======== Material

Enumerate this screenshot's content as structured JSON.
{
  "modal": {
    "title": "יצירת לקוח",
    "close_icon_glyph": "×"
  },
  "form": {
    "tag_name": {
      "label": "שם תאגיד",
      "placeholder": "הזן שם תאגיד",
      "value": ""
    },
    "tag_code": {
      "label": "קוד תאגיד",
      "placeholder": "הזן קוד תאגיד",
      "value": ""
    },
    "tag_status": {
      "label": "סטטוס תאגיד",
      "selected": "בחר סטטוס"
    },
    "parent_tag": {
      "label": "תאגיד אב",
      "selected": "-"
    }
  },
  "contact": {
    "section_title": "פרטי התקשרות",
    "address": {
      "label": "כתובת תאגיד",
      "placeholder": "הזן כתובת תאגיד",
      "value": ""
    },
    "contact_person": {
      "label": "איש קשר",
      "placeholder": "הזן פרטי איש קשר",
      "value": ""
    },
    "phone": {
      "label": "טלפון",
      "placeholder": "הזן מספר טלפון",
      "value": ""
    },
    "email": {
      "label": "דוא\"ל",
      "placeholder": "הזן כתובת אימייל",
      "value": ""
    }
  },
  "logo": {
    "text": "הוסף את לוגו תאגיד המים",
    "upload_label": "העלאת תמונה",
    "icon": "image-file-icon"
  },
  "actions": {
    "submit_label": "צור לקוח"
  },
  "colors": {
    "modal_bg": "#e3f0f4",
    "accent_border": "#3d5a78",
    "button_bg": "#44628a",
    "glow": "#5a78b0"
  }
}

================

## Work required
All the entries above need to be reproduced exactly.

## Final answer
Enumerate this screenshot's content as structured JSON.
{
  "modal": {
    "title": "יצירת לקוח",
    "close_icon_glyph": "×"
  },
  "form": {
    "tag_name": {
      "label": "שם תאגיד",
      "placeholder": "הזן שם תאגיד",
      "value": ""
    },
    "tag_code": {
      "label": "קוד תאגיד",
      "placeholder": "הזן קוד תאגיד",
      "value": ""
    },
    "tag_status": {
      "label": "סטטוס תאגיד",
      "selected": "בחר סטטוס"
    },
    "parent_tag": {
      "label": "תאגיד אב",
      "selected": "-"
    }
  },
  "contact": {
    "section_title": "פרטי התקשרות",
    "address": {
      "label": "כתובת תאגיד",
      "placeholder": "הזן כתובת תאגיד",
      "value": ""
    },
    "contact_person": {
      "label": "איש קשר",
      "placeholder": "הזן פרטי איש קשר",
      "value": ""
    },
    "phone": {
      "label": "טלפון",
      "placeholder": "הזן מספר טלפון",
      "value": ""
    },
    "email": {
      "label": "דוא\"ל",
      "placeholder": "הזן כתובת אימייל",
      "value": ""
    }
  },
  "logo": {
    "text": "הוסף את לוגו תאגיד המים",
    "upload_label": "העלאת תמונה",
    "icon": "image-file-icon"
  },
  "actions": {
    "submit_label": "צור לקוח"
  },
  "colors": {
    "modal_bg": "#e3f0f4",
    "accent_border": "#3d5a78",
    "button_bg": "#44628a",
    "glow": "#5a78b0"
  }
}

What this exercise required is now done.